→ Records:
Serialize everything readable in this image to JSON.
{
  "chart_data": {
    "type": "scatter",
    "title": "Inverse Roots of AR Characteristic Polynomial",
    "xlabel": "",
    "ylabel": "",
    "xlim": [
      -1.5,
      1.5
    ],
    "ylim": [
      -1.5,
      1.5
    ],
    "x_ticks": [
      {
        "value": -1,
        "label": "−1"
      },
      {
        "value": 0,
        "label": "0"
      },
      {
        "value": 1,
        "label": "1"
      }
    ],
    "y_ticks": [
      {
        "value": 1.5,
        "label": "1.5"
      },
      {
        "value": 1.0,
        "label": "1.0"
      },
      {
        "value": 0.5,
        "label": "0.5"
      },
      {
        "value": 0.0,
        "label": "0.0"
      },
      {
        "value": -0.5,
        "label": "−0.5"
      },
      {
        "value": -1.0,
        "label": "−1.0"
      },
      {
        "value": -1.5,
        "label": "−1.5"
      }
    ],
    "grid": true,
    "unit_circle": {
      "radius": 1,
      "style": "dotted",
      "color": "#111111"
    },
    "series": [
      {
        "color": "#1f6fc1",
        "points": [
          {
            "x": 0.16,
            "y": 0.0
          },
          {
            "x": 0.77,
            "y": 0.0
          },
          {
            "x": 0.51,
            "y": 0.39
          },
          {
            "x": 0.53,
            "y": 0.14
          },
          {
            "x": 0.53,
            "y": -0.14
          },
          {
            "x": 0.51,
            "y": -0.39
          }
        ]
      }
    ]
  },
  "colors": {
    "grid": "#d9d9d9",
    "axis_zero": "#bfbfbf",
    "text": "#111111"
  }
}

→ What you are asked to do: Pull every line containing "value" from the data.

→ Exercise answer:
        "value": -1,
        "value": 0,
        "value": 1,
        "value": 1.5,
        "value": 1.0,
        "value": 0.5,
        "value": 0.0,
        "value": -0.5,
        "value": -1.0,
        "value": -1.5,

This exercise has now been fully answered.